------ DATA FOR THIS EXERCISE

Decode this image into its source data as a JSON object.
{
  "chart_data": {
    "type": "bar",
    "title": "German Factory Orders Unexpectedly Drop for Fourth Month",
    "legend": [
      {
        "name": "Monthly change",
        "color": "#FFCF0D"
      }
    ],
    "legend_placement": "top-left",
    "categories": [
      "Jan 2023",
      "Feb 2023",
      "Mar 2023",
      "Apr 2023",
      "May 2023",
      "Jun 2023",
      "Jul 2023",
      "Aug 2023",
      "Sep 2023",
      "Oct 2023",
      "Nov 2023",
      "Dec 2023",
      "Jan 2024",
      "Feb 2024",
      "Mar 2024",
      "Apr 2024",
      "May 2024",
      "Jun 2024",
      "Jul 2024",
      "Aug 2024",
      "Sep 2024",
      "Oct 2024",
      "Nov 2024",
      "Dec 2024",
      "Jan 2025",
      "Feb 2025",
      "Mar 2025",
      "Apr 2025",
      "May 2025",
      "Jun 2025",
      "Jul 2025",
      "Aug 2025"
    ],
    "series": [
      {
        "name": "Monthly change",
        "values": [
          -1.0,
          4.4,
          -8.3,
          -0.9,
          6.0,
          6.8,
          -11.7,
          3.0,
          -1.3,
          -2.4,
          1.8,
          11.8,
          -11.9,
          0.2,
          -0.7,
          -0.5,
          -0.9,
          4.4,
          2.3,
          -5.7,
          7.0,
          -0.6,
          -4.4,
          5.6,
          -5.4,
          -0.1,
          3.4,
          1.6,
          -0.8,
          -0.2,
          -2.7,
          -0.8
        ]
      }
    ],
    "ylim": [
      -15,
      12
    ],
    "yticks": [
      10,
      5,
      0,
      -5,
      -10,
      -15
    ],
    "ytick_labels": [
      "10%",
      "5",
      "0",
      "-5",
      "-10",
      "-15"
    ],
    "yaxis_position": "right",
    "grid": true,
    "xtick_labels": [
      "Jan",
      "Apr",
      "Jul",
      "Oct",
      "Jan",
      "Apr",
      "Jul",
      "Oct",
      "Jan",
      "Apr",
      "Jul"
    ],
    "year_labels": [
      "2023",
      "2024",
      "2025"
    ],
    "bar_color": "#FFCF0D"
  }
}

------------

§ **PROMPT**:
Set down the material above again, word for word.

§ **REPLY**:
Decode this image into its source data as a JSON object.
{
  "chart_data": {
    "type": "bar",
    "title": "German Factory Orders Unexpectedly Drop for Fourth Month",
    "legend": [
      {
        "name": "Monthly change",
        "color": "#FFCF0D"
      }
    ],
    "legend_placement": "top-left",
    "categories": [
      "Jan 2023",
      "Feb 2023",
      "Mar 2023",
      "Apr 2023",
      "May 2023",
      "Jun 2023",
      "Jul 2023",
      "Aug 2023",
      "Sep 2023",
      "Oct 2023",
      "Nov 2023",
      "Dec 2023",
      "Jan 2024",
      "Feb 2024",
      "Mar 2024",
      "Apr 2024",
      "May 2024",
      "Jun 2024",
      "Jul 2024",
      "Aug 2024",
      "Sep 2024",
      "Oct 2024",
      "Nov 2024",
      "Dec 2024",
      "Jan 2025",
      "Feb 2025",
      "Mar 2025",
      "Apr 2025",
      "May 2025",
      "Jun 2025",
      "Jul 2025",
      "Aug 2025"
    ],
    "series": [
      {
        "name": "Monthly change",
        "values": [
          -1.0,
          4.4,
          -8.3,
          -0.9,
          6.0,
          6.8,
          -11.7,
          3.0,
          -1.3,
          -2.4,
          1.8,
          11.8,
          -11.9,
          0.2,
          -0.7,
          -0.5,
          -0.9,
          4.4,
          2.3,
          -5.7,
          7.0,
          -0.6,
          -4.4,
          5.6,
          -5.4,
          -0.1,
          3.4,
          1.6,
          -0.8,
          -0.2,
          -2.7,
          -0.8
        ]
      }
    ],
    "ylim": [
      -15,
      12
    ],
    "yticks": [
      10,
      5,
      0,
      -5,
      -10,
      -15
    ],
    "ytick_labels": [
      "10%",
      "5",
      "0",
      "-5",
      "-10",
      "-15"
    ],
    "yaxis_position": "right",
    "grid": true,
    "xtick_labels": [
      "Jan",
      "Apr",
      "Jul",
      "Oct",
      "Jan",
      "Apr",
      "Jul",
      "Oct",
      "Jan",
      "Apr",
      "Jul"
    ],
    "year_labels": [
      "2023",
      "2024",
      "2025"
    ],
    "bar_color": "#FFCF0D"
  }
}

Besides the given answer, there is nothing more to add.